- _Problem description_: Select every line below containing the word "English".

Part of a data file
━━━━━━━━━━━━━━━━

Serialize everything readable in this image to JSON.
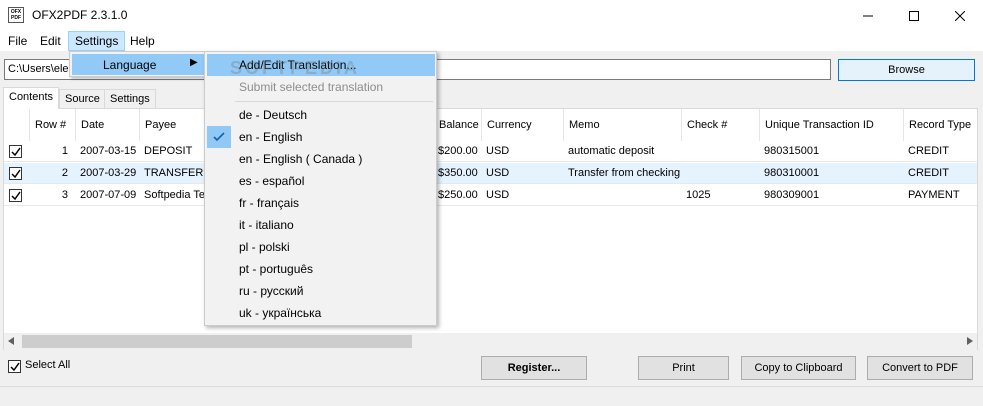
{
  "app": {
    "title": "OFX2PDF 2.3.1.0",
    "icon_text": "OFX\nPDF"
  },
  "menubar": {
    "file": "File",
    "edit": "Edit",
    "settings": "Settings",
    "help": "Help"
  },
  "path": {
    "value": "C:\\Users\\ele",
    "browse_label": "Browse"
  },
  "tabs": [
    {
      "label": "Contents",
      "active": true
    },
    {
      "label": "Source",
      "active": false
    },
    {
      "label": "Settings",
      "active": false
    }
  ],
  "grid": {
    "columns": [
      "Row #",
      "Date",
      "Payee",
      "Balance",
      "Currency",
      "Memo",
      "Check #",
      "Unique Transaction ID",
      "Record Type"
    ],
    "rows": [
      {
        "checked": true,
        "row": "1",
        "date": "2007-03-15",
        "payee": "DEPOSIT",
        "balance": "$200.00",
        "currency": "USD",
        "memo": "automatic deposit",
        "check": "",
        "uid": "980315001",
        "type": "CREDIT",
        "selected": false
      },
      {
        "checked": true,
        "row": "2",
        "date": "2007-03-29",
        "payee": "TRANSFER",
        "balance": "$350.00",
        "currency": "USD",
        "memo": "Transfer from checking",
        "check": "",
        "uid": "980310001",
        "type": "CREDIT",
        "selected": true
      },
      {
        "checked": true,
        "row": "3",
        "date": "2007-07-09",
        "payee": "Softpedia Te",
        "balance": "$250.00",
        "currency": "USD",
        "memo": "",
        "check": "1025",
        "uid": "980309001",
        "type": "PAYMENT",
        "selected": false
      }
    ]
  },
  "bottom": {
    "select_all": "Select All",
    "register": "Register...",
    "print": "Print",
    "copy": "Copy to Clipboard",
    "convert": "Convert to PDF"
  },
  "settings_menu": {
    "language": "Language"
  },
  "language_menu": {
    "add_edit": "Add/Edit Translation...",
    "submit": "Submit selected translation",
    "languages": [
      {
        "label": "de - Deutsch",
        "checked": false
      },
      {
        "label": "en - English",
        "checked": true
      },
      {
        "label": "en - English ( Canada )",
        "checked": false
      },
      {
        "label": "es - español",
        "checked": false
      },
      {
        "label": "fr - français",
        "checked": false
      },
      {
        "label": "it - italiano",
        "checked": false
      },
      {
        "label": "pl - polski",
        "checked": false
      },
      {
        "label": "pt - português",
        "checked": false
      },
      {
        "label": "ru - русский",
        "checked": false
      },
      {
        "label": "uk - українська",
        "checked": false
      }
    ]
  },
  "watermark": "SOFTPEDIA",
  "colors": {
    "accent": "#0078d7",
    "menu_highlight": "#91c9f7",
    "row_selected": "#e5f3ff"
  }
}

━━━━━━━━━━━━━━━━

- _Problem solution_:
        "label": "en - English",
        "label": "en - English ( Canada )",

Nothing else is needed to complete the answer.